Exercise:
Carry none of the pictures over; write out the complete data exactly.

Extracted data entries:

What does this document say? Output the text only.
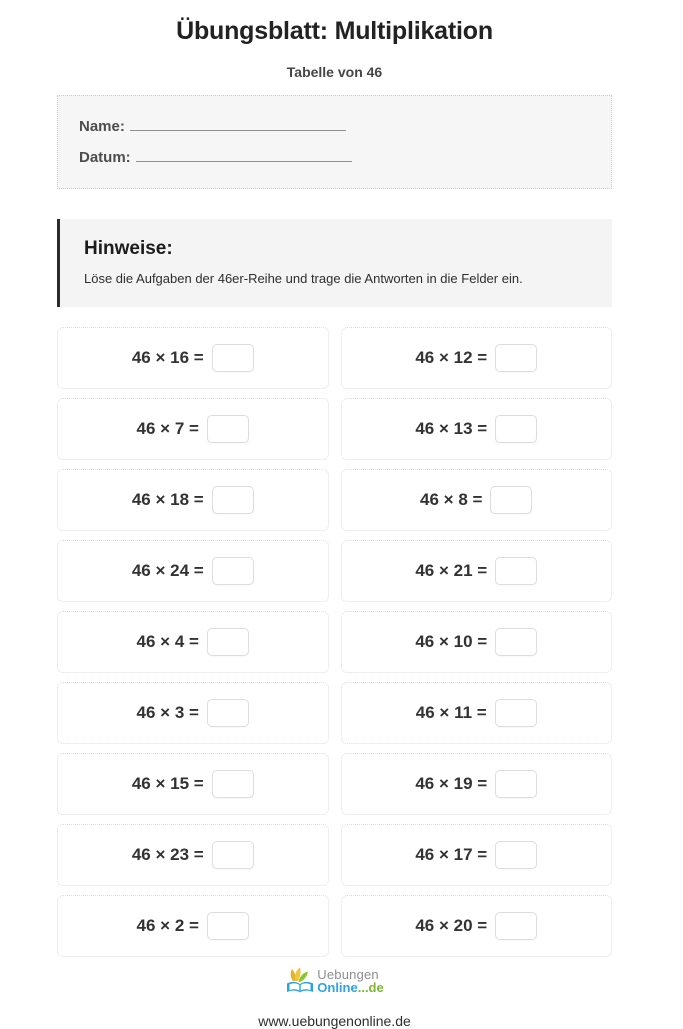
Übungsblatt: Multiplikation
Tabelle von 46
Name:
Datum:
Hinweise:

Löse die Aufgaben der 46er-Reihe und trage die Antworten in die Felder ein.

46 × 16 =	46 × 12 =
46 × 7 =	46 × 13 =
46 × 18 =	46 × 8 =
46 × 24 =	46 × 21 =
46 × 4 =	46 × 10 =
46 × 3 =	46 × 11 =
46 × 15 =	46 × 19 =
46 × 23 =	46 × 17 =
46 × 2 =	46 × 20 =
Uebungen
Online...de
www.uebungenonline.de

Complete response:
What does this document say? Output the text only.
Übungsblatt: Multiplikation
Tabelle von 46
Name:
Datum:
Hinweise:

Löse die Aufgaben der 46er-Reihe und trage die Antworten in die Felder ein.

46 × 16 =	46 × 12 =
46 × 7 =	46 × 13 =
46 × 18 =	46 × 8 =
46 × 24 =	46 × 21 =
46 × 4 =	46 × 10 =
46 × 3 =	46 × 11 =
46 × 15 =	46 × 19 =
46 × 23 =	46 × 17 =
46 × 2 =	46 × 20 =
Uebungen
Online...de
www.uebungenonline.de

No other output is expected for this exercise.